Without altering anything, output the material below.

--- Start RECORD SET ---

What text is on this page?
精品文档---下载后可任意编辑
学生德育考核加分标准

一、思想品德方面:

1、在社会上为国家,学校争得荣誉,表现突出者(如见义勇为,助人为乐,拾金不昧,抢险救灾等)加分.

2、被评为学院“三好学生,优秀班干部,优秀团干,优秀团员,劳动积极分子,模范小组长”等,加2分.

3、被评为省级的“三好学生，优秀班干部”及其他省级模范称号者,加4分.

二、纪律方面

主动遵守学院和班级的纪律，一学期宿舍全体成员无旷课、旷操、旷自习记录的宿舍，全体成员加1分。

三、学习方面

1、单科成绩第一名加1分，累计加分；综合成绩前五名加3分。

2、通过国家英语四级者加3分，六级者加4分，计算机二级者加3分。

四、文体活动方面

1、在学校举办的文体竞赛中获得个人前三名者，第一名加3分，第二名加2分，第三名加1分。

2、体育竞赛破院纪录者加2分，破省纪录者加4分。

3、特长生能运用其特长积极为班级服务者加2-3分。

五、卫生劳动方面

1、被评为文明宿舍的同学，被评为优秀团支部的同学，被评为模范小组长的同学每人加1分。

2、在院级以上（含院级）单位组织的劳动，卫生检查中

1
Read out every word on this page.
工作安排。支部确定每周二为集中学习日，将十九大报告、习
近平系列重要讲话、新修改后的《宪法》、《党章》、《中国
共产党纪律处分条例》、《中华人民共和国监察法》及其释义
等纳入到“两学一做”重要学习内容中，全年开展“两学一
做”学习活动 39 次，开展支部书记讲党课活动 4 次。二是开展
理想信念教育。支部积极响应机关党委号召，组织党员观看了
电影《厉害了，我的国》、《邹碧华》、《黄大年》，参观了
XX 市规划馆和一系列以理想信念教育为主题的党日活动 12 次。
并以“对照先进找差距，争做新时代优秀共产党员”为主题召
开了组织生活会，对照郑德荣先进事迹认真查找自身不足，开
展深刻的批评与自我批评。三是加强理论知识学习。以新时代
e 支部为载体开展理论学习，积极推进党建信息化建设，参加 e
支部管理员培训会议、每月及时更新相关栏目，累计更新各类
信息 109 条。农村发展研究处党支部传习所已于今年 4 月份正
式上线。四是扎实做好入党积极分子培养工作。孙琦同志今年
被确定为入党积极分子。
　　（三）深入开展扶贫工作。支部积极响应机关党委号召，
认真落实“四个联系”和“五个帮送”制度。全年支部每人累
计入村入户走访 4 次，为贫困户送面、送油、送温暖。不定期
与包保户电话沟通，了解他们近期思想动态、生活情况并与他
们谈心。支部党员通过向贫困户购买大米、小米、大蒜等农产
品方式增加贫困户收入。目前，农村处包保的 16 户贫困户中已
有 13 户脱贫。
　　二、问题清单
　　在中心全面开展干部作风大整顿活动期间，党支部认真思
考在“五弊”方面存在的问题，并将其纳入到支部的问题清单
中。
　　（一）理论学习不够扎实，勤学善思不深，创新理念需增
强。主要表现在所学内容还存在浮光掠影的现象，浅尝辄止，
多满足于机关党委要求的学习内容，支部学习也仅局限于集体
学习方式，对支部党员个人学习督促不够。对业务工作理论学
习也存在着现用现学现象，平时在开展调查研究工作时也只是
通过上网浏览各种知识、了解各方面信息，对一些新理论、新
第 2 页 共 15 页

--- End RECORD SET ---

THE COMPLETED TASK:
What text is on this page?
精品文档---下载后可任意编辑
学生德育考核加分标准

一、思想品德方面:

1、在社会上为国家,学校争得荣誉,表现突出者(如见义勇为,助人为乐,拾金不昧,抢险救灾等)加分.

2、被评为学院“三好学生,优秀班干部,优秀团干,优秀团员,劳动积极分子,模范小组长”等,加2分.

3、被评为省级的“三好学生，优秀班干部”及其他省级模范称号者,加4分.

二、纪律方面

主动遵守学院和班级的纪律，一学期宿舍全体成员无旷课、旷操、旷自习记录的宿舍，全体成员加1分。

三、学习方面

1、单科成绩第一名加1分，累计加分；综合成绩前五名加3分。

2、通过国家英语四级者加3分，六级者加4分，计算机二级者加3分。

四、文体活动方面

1、在学校举办的文体竞赛中获得个人前三名者，第一名加3分，第二名加2分，第三名加1分。

2、体育竞赛破院纪录者加2分，破省纪录者加4分。

3、特长生能运用其特长积极为班级服务者加2-3分。

五、卫生劳动方面

1、被评为文明宿舍的同学，被评为优秀团支部的同学，被评为模范小组长的同学每人加1分。

2、在院级以上（含院级）单位组织的劳动，卫生检查中

1
Read out every word on this page.
工作安排。支部确定每周二为集中学习日，将十九大报告、习
近平系列重要讲话、新修改后的《宪法》、《党章》、《中国
共产党纪律处分条例》、《中华人民共和国监察法》及其释义
等纳入到“两学一做”重要学习内容中，全年开展“两学一
做”学习活动 39 次，开展支部书记讲党课活动 4 次。二是开展
理想信念教育。支部积极响应机关党委号召，组织党员观看了
电影《厉害了，我的国》、《邹碧华》、《黄大年》，参观了
XX 市规划馆和一系列以理想信念教育为主题的党日活动 12 次。
并以“对照先进找差距，争做新时代优秀共产党员”为主题召
开了组织生活会，对照郑德荣先进事迹认真查找自身不足，开
展深刻的批评与自我批评。三是加强理论知识学习。以新时代
e 支部为载体开展理论学习，积极推进党建信息化建设，参加 e
支部管理员培训会议、每月及时更新相关栏目，累计更新各类
信息 109 条。农村发展研究处党支部传习所已于今年 4 月份正
式上线。四是扎实做好入党积极分子培养工作。孙琦同志今年
被确定为入党积极分子。
　　（三）深入开展扶贫工作。支部积极响应机关党委号召，
认真落实“四个联系”和“五个帮送”制度。全年支部每人累
计入村入户走访 4 次，为贫困户送面、送油、送温暖。不定期
与包保户电话沟通，了解他们近期思想动态、生活情况并与他
们谈心。支部党员通过向贫困户购买大米、小米、大蒜等农产
品方式增加贫困户收入。目前，农村处包保的 16 户贫困户中已
有 13 户脱贫。
　　二、问题清单
　　在中心全面开展干部作风大整顿活动期间，党支部认真思
考在“五弊”方面存在的问题，并将其纳入到支部的问题清单
中。
　　（一）理论学习不够扎实，勤学善思不深，创新理念需增
强。主要表现在所学内容还存在浮光掠影的现象，浅尝辄止，
多满足于机关党委要求的学习内容，支部学习也仅局限于集体
学习方式，对支部党员个人学习督促不够。对业务工作理论学
习也存在着现用现学现象，平时在开展调查研究工作时也只是
通过上网浏览各种知识、了解各方面信息，对一些新理论、新
第 2 页 共 15 页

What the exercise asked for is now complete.